EXCERPT PROVIDED
____________________

London Daily

Focus on the big picture.
Thursday, Oct 30, 2025

Home Office planned speedy removal of Vietnamese trafficking victims

Home Office planned speedy removal of Vietnamese trafficking victims

Documents seen by Guardian refer to fast-track system not intended to be used in trafficking cases
The Home Office detained more than 100 Vietnamese nationals who arrived on small boats in May but planned to speedily remove them from the UK despite them being potential victims of trafficking, the Guardian has learned.

In an exercise codenamed Operation Ammonite, the Home Office chartered two deportation flights to Vietnam, one in April of this year and one in July. The flights carried 27 and 21 deportees respectively. However the Home Office plan was to fill the second plane with many more Vietnamese nationals.

____________________

DATA LINES
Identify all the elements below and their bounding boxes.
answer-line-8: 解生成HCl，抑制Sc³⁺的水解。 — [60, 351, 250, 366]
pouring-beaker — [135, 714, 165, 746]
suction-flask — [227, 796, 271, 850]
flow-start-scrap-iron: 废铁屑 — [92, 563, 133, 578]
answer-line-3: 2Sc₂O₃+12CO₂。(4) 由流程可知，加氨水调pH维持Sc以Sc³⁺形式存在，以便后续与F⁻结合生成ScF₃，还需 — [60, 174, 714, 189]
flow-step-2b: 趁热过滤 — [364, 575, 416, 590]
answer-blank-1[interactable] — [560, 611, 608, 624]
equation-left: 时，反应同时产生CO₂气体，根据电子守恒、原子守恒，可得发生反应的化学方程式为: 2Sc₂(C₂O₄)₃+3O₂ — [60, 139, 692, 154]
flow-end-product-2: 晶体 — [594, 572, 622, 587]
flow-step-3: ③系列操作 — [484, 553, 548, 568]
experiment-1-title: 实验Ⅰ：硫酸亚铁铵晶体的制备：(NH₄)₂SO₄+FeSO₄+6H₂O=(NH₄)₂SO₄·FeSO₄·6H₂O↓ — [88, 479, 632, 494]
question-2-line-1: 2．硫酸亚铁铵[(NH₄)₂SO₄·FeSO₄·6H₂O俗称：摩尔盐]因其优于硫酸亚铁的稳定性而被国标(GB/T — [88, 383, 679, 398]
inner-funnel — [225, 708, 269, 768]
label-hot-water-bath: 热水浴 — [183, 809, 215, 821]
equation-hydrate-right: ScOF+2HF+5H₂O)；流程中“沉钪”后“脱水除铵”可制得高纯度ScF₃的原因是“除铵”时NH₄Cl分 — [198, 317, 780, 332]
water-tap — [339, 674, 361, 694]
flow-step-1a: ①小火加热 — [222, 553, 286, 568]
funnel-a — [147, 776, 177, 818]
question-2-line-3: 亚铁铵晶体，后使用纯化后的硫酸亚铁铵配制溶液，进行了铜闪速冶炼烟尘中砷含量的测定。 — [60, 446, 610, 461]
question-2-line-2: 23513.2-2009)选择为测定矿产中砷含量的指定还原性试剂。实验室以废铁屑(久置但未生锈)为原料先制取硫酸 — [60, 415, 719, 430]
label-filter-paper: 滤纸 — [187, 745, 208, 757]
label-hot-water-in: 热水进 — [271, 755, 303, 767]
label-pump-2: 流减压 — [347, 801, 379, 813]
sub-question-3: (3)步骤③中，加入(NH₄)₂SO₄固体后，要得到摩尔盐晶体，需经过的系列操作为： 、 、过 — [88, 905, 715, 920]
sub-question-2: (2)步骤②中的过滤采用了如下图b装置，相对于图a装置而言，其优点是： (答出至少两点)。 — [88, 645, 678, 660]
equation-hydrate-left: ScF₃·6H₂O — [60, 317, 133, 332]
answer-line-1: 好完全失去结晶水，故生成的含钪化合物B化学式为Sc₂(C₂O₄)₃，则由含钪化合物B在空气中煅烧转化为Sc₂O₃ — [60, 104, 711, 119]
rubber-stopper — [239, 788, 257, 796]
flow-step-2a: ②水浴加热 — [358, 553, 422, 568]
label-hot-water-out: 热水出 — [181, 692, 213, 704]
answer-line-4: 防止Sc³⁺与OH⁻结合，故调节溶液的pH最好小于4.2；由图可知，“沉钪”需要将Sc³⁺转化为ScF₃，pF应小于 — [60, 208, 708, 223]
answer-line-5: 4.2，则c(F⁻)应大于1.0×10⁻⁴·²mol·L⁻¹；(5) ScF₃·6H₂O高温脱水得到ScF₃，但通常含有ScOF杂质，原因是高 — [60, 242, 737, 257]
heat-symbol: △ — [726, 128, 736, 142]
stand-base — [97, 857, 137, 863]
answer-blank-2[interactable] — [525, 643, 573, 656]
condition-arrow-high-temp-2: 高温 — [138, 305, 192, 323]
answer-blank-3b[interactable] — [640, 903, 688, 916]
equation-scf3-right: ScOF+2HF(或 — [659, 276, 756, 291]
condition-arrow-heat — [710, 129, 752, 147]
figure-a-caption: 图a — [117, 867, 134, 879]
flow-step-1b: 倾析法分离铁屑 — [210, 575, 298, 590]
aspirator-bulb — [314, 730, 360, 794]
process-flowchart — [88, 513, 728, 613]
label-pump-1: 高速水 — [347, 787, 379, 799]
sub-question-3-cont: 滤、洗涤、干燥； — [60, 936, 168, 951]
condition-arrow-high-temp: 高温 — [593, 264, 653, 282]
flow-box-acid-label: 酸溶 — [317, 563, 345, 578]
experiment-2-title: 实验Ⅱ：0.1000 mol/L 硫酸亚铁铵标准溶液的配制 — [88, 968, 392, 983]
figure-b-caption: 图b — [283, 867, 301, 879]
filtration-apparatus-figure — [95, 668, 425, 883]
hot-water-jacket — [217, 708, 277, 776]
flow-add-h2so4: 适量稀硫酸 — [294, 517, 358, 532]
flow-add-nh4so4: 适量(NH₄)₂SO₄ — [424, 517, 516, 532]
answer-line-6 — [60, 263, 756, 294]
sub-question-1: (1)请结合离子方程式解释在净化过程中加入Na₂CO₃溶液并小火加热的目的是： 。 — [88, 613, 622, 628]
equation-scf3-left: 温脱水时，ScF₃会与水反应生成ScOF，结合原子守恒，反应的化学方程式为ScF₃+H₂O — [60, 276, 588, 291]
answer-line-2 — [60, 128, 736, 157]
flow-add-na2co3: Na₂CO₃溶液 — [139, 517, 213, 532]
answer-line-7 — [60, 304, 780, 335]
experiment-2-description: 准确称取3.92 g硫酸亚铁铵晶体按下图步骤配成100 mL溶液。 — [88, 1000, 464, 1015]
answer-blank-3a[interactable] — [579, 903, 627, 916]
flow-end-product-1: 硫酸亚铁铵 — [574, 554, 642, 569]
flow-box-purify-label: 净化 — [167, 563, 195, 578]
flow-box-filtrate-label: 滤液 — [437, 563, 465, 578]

____________________

SET PROBLEM
Continue the news article about the Home Office's plan to remove Vietnamese trafficking victims, starting after its final sentence.

TASK OUTPUT
In recent months government officials and NGOs have observed a sharp increase in the number of Vietnamese nationals crossing the Channel on small boats. This is thought to be partly due to a reduction in the number of lorries on the roads and a fear among Vietnamese nationals of travelling in lorries after the tragedy that claimed 39 lives of Vietnamese migrants in 2019.

Internal documents seen by the Guardian marked “Home Office confidential” refer to Operation Ammonite. The documents are dated mid-May 2021. One refers to the “seventh batch of a further 20 individuals accepted for DAC (Detained Asylum Casework)”.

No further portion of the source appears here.